(PERGUNTAS A RESPONDER)
1. No trecho sobre Paulo Freire e o obscurantismo, o que o educador Paulo Freire pretendia fazer?
2. Dê continuidade ao trecho sobre Paulo Freire e o obscurantismo, começando logo após a última frase.

----- TRECHO FORNECIDO

O desprezo pela educação, cultura, saúde e pela diplomacia também nos estarrece.[2]  E aonde foi parar o intelectualismo?  E isso fere qualquer poder. Existe anseio de uma sociedade sedenta por mais um ‘bode expiatório’. E tudo que ‘sustenta’ o humano de esquerda. A Academia com cursos de Humanas, as igrejas que curam feridas e lutam por justiça, a arte que em sua essência é liberdade, a imprensa que não precisa do culto ao líder. Se formos observar o educador Paulo Freire, que somente pretendia ensinar pessoas simples a lerem a palavra e o mundo, torna-se perigoso aos olhos e ouvidos daqueles que precisam ter a única voz. O plano Paulo Freire é novamente exilado.

           

Cabe às humanas pensar o seu pensar. Pensar em como reagir e agir. O medo não pode nos tornar apáticos. E aí surge a tese do Fascismo – pois esse sistema cala, silencia, prende, oprime e censura. Mesmo que seja apenas para os minions agirem. Cria-se um clima já não muito favorável à cordialidade brasileira. Para se sobrepor é preciso que o “Terraplanismo Cultural” avance. O obscurantismo do ideólogo não é a razão de ser destas coisas. Mas sim, aqueles que colocam em prática. Ele mesmo, como ideólogo, pode mudar seus preceitos e fundamentos fundamentalistas. É lançada a “Era das Fake News - pensar não é preciso”. É a Escola com mordaça, revestida de ‘Escola sem partido. ”

----------
----- DADOS PARA REVISÃO

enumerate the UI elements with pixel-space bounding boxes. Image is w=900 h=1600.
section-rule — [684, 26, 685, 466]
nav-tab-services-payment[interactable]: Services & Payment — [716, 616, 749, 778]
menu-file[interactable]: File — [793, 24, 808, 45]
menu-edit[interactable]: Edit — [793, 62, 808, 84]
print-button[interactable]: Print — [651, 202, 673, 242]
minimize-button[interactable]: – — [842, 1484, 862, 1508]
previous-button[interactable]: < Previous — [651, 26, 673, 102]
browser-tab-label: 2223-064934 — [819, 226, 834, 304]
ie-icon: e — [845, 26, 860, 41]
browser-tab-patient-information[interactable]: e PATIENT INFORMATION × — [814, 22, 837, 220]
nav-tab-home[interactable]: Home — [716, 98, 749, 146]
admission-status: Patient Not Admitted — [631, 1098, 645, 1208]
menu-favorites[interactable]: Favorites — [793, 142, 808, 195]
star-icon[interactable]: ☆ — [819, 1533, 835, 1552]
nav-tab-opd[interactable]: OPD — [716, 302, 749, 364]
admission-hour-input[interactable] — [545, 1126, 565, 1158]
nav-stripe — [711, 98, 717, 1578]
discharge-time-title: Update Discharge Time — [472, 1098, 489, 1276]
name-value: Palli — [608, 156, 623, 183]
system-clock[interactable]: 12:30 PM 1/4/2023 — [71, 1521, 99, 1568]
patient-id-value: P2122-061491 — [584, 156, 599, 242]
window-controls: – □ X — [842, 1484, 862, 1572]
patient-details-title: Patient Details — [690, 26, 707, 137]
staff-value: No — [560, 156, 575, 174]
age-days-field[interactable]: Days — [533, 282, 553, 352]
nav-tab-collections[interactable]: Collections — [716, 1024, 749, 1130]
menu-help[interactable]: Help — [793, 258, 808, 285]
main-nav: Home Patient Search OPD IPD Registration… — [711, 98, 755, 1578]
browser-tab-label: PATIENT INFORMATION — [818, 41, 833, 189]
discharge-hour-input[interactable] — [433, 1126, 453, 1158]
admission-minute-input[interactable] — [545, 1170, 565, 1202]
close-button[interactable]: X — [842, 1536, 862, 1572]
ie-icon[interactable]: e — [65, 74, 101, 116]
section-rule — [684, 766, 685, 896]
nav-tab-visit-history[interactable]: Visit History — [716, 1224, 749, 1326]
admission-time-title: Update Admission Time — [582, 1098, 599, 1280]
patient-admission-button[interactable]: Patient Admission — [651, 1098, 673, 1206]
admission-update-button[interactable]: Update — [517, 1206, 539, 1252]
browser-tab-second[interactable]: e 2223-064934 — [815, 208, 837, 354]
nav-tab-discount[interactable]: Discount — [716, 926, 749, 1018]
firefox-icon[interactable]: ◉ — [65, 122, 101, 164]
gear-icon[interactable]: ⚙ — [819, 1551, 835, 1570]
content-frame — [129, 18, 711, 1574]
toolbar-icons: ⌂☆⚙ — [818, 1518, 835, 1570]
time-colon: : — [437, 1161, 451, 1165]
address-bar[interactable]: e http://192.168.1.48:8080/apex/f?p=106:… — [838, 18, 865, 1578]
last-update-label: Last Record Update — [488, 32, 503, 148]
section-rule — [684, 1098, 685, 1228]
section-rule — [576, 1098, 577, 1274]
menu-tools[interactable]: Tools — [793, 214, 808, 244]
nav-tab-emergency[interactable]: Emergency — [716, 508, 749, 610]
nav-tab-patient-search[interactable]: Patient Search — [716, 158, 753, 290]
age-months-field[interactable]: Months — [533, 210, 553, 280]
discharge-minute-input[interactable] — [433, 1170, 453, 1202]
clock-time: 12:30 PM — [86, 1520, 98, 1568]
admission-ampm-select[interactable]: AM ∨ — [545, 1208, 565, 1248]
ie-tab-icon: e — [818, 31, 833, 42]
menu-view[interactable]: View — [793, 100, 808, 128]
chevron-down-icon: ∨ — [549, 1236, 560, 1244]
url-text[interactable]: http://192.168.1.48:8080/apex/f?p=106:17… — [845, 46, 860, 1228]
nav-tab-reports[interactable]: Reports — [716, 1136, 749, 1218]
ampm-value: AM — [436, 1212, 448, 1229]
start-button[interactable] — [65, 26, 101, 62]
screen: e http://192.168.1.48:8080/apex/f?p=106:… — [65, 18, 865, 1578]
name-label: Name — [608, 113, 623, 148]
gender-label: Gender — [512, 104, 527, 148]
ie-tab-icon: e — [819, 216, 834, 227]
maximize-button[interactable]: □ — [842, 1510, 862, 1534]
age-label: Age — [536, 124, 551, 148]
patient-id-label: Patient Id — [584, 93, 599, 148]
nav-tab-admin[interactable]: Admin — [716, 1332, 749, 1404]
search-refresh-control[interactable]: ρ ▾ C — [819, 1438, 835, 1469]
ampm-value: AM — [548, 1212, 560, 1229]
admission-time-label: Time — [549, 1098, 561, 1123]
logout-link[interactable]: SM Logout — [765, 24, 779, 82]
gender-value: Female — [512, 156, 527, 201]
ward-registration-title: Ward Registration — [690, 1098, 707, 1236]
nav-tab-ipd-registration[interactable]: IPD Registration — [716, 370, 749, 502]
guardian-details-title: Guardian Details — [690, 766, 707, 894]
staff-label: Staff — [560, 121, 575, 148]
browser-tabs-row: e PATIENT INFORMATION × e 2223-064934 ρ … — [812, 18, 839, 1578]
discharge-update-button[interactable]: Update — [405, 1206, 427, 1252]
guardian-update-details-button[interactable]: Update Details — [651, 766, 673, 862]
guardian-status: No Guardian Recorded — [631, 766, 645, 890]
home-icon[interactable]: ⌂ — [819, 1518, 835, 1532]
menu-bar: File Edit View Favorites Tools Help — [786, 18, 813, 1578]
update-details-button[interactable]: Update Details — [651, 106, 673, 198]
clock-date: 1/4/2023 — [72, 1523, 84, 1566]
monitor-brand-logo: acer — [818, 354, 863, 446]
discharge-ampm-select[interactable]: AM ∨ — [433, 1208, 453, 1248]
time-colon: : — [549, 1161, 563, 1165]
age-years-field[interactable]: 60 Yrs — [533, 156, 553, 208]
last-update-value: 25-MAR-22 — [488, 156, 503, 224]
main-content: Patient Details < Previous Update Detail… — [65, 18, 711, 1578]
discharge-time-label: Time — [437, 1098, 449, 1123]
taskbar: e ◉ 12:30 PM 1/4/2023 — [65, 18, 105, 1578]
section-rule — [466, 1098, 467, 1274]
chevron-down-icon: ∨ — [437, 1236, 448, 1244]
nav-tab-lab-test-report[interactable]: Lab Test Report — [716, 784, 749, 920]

----------

(RESULTADOS DAS TAREFAS)
1. Ensinar pessoas simples a lerem a palavra e o mundo.

2.
           

Nos arautos de sua história a Filosofia sabe que veio para incomodar. Assim como a Sociologia. A filosofia vê em seu berço, o escondimento da África, a cicuta de Sócrates e o apedrejamento de Hipatia. A Sociologia, por sua vez, vê o não entendimento de Marx, e o exílio dos Henfil. Ou seja, sabem que incomodam. Sabem que vão demorar a ser discutidas no bar. Mas, mesmo assim - e talvez por isso - não conseguem calar. A Filosofia chega aos filhos novos da elite. Aos pobres é proibido, e o pobre por sua vez versa filosofia e sociologia em seu hip hop funkeado. Mesmo que a agressão venha com o império dos AI’s (Atos Institucionais), aos periféricos só caberá o arroz e feijão do dia a dia mesmo - que é lutar.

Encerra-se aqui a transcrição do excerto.